Data rows:

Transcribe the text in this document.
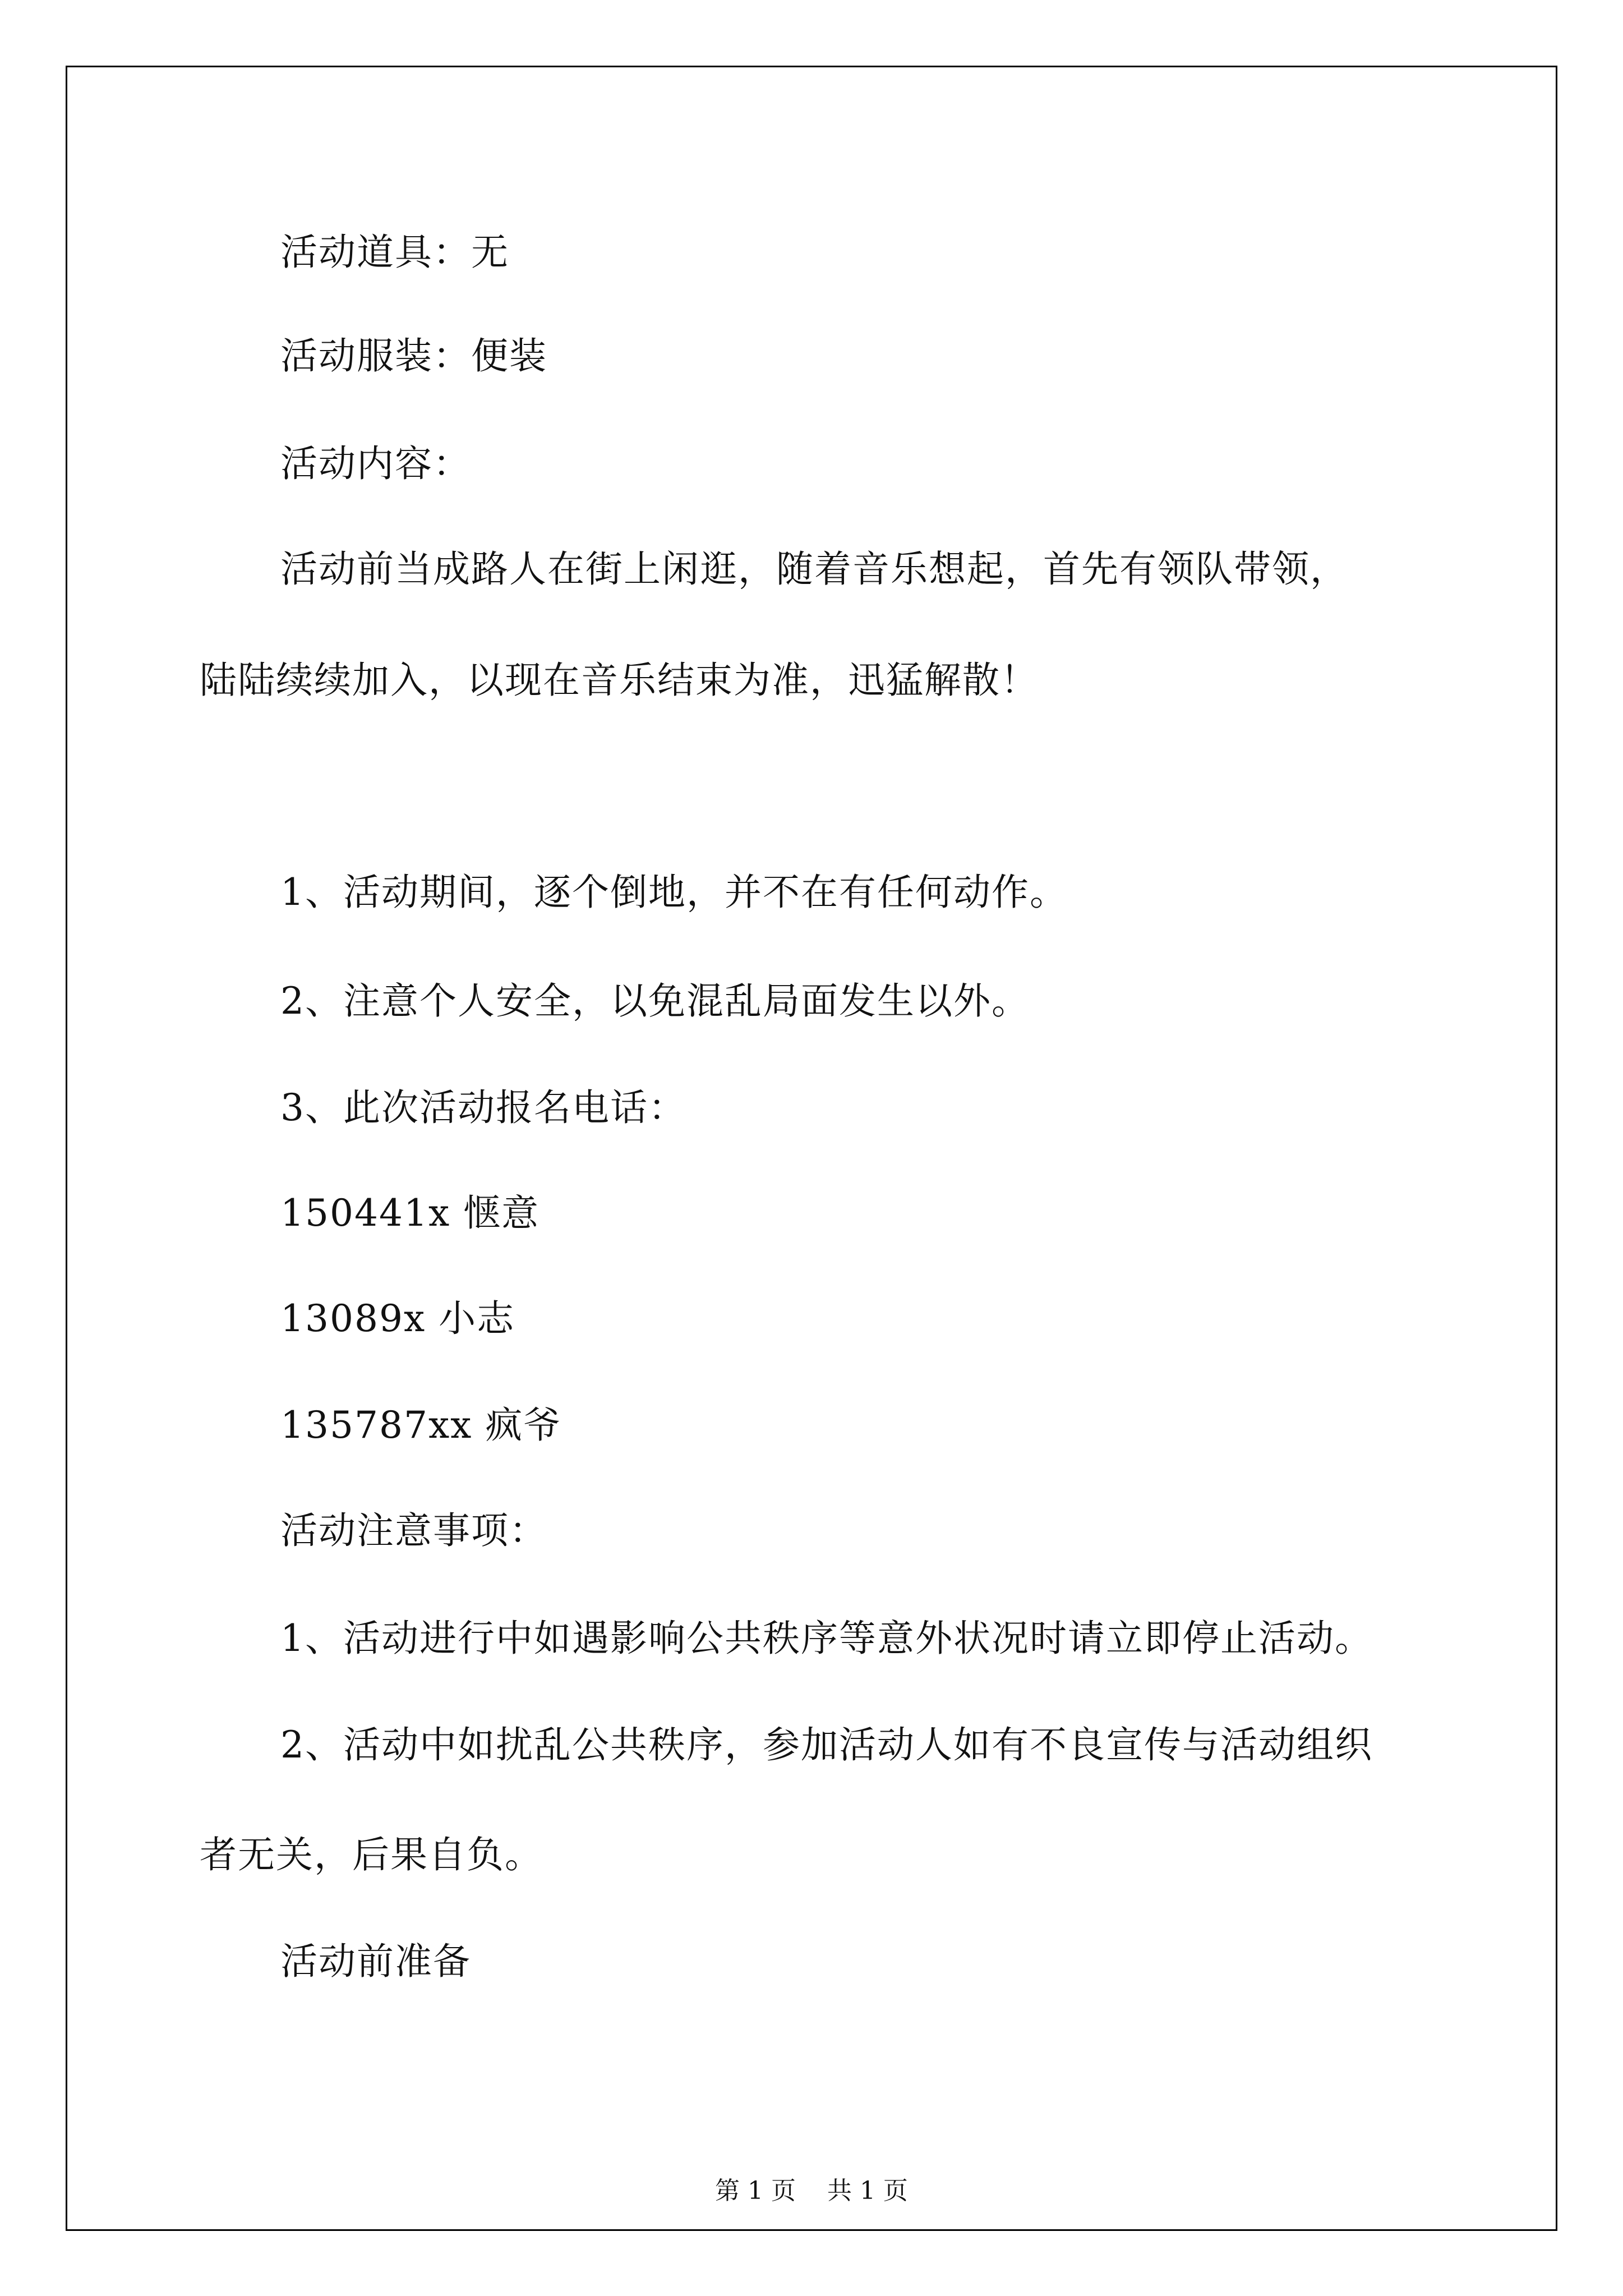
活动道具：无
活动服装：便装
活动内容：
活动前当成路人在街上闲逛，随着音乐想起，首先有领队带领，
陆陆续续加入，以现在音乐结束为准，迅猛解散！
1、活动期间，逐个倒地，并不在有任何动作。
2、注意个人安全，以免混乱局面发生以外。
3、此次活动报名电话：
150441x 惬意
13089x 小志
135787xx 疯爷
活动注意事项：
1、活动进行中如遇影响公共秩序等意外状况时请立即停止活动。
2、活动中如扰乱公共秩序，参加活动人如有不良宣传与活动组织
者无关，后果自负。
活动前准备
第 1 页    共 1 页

Exercise aim: Write out the records above exactly as they stand, leaving out every picture.

Written answer:
Transcribe the text in this document.
活动道具：无
活动服装：便装
活动内容：
活动前当成路人在街上闲逛，随着音乐想起，首先有领队带领，
陆陆续续加入，以现在音乐结束为准，迅猛解散！
1、活动期间，逐个倒地，并不在有任何动作。
2、注意个人安全，以免混乱局面发生以外。
3、此次活动报名电话：
150441x 惬意
13089x 小志
135787xx 疯爷
活动注意事项：
1、活动进行中如遇影响公共秩序等意外状况时请立即停止活动。
2、活动中如扰乱公共秩序，参加活动人如有不良宣传与活动组织
者无关，后果自负。
活动前准备
第 1 页    共 1 页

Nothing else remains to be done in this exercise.